WHAT IS NEEDED
Using the listing below, report all lines holding the word "personal".

══ PROVIDED MATERIAL ══

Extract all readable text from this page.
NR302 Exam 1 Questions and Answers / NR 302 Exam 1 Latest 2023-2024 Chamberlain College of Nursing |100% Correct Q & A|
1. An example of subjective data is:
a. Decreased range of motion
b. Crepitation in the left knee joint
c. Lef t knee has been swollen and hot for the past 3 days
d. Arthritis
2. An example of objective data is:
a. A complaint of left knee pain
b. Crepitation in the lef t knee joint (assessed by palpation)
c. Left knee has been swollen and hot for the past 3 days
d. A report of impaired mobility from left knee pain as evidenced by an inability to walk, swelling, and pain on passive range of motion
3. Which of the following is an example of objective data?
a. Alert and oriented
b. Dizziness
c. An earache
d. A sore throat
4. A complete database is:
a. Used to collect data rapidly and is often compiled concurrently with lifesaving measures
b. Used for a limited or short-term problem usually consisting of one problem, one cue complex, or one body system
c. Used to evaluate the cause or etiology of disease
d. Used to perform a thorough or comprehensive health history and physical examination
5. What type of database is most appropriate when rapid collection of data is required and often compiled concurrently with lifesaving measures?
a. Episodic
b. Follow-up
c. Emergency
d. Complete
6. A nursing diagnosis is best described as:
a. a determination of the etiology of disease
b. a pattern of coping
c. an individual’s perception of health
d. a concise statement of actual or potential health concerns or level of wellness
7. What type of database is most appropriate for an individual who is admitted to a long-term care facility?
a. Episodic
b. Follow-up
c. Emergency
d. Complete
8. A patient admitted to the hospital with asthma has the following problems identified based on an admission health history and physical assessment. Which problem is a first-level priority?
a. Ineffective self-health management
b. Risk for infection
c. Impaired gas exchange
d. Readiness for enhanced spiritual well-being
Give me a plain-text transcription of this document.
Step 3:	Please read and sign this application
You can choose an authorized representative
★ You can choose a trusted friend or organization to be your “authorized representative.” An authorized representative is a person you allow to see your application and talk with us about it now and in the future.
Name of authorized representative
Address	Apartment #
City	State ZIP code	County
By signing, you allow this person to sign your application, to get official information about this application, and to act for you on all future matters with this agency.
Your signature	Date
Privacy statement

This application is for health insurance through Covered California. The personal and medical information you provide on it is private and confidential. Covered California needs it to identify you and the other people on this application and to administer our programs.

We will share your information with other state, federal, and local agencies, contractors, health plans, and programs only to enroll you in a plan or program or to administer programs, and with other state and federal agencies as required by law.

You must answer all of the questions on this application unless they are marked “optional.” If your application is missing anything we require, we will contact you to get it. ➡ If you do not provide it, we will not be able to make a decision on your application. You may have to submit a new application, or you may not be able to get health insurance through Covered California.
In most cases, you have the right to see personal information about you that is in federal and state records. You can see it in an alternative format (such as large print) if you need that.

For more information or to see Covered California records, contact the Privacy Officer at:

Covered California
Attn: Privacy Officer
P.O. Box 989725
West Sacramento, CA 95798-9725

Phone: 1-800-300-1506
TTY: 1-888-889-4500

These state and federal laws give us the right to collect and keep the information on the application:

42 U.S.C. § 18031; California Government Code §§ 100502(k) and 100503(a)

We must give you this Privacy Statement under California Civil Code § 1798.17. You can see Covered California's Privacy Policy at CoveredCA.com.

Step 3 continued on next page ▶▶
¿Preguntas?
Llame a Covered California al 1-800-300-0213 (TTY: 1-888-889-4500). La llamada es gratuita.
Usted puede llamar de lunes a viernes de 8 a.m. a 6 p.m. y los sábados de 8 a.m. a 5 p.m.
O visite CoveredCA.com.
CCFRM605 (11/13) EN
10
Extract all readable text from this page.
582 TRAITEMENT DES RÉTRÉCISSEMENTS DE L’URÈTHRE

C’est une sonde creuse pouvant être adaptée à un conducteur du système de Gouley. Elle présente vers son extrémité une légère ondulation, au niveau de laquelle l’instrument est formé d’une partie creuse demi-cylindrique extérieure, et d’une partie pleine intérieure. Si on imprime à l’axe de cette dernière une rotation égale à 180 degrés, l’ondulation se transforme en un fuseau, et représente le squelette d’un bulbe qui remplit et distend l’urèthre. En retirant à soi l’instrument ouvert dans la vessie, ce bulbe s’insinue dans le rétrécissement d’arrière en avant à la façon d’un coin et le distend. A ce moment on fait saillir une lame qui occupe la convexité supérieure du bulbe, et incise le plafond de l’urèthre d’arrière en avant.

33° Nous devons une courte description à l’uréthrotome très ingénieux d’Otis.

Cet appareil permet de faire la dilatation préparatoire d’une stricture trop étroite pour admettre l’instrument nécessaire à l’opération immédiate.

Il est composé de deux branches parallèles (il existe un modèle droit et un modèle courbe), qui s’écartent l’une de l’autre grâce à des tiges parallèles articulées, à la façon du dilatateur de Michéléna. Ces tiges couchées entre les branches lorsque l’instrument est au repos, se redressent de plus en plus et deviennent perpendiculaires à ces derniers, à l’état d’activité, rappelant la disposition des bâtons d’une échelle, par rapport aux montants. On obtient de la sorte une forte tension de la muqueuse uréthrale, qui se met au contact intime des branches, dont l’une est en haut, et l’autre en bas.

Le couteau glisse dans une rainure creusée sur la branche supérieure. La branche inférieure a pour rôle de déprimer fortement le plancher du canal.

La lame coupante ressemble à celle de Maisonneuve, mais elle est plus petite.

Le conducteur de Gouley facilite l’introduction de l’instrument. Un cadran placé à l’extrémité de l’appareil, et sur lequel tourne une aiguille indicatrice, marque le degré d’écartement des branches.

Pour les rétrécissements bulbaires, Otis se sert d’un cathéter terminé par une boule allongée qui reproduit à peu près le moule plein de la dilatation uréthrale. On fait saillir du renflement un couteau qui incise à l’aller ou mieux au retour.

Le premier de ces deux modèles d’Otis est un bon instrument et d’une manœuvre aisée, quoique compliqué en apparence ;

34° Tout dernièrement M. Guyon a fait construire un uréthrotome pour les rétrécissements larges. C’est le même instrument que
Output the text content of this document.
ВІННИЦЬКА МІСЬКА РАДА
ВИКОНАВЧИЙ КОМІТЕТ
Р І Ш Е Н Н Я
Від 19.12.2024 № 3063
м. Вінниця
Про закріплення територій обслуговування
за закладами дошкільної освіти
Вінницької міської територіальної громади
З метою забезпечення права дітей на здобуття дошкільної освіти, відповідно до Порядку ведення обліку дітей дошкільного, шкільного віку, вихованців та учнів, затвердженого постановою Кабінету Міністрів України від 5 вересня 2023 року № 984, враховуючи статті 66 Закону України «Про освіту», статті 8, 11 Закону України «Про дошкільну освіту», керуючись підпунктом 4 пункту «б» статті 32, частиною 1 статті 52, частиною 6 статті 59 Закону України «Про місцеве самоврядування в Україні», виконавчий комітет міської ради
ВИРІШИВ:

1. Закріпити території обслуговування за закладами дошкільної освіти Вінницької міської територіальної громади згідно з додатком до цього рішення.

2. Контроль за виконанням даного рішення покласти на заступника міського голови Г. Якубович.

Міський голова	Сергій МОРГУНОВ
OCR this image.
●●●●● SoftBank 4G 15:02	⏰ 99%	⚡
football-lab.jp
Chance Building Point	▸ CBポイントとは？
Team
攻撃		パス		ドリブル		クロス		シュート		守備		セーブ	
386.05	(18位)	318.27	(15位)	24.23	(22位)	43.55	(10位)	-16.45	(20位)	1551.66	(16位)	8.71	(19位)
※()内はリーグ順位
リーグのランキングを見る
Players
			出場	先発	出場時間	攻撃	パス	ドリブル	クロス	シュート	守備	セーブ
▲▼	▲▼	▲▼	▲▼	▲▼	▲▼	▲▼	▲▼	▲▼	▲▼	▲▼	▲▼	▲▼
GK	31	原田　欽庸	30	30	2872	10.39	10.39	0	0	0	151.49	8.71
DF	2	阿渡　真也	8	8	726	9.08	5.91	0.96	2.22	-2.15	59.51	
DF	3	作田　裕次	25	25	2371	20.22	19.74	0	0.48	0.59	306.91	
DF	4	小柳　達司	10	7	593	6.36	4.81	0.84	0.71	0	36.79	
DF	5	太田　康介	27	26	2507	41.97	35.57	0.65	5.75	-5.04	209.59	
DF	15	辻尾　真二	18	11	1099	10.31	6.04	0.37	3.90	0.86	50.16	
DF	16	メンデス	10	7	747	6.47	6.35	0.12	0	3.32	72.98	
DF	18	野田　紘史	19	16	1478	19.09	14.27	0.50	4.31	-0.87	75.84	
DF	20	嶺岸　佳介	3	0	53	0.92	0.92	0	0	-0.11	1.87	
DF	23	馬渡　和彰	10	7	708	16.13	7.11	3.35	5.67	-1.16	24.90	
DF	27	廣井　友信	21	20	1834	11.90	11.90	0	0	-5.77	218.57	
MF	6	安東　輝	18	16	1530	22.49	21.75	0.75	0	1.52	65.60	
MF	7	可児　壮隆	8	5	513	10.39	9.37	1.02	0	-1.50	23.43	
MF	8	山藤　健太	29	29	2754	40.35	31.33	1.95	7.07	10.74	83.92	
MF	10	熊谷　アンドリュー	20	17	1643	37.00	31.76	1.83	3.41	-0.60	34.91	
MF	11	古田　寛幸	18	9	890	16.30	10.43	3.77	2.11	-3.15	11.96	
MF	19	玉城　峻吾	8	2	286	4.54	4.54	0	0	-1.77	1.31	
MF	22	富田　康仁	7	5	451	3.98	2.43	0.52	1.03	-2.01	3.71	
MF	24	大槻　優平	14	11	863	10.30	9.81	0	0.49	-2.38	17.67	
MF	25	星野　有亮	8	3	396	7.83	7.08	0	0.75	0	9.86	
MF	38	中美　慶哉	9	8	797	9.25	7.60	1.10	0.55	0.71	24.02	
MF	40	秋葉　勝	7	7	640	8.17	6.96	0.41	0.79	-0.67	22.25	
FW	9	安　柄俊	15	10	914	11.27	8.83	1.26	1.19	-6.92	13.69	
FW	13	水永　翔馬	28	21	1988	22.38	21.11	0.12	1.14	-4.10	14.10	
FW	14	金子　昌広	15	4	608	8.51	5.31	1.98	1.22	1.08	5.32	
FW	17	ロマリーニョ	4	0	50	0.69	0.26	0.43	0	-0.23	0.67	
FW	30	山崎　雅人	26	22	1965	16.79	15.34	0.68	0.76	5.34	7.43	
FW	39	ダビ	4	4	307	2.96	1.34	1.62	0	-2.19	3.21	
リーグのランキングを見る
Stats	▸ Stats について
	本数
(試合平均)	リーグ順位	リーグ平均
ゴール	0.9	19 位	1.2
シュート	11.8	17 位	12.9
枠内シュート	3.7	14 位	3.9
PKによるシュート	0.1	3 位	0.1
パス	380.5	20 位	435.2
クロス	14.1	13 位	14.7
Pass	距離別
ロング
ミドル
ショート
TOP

═══

TASK OUTPUT
This application is for health insurance through Covered California. The personal and medical information you provide on it is private and confidential. Covered California needs it to identify you and the other people on this application and to administer our programs.
In most cases, you have the right to see personal information about you that is in federal and state records. You can see it in an alternative format (such as large print) if you need that.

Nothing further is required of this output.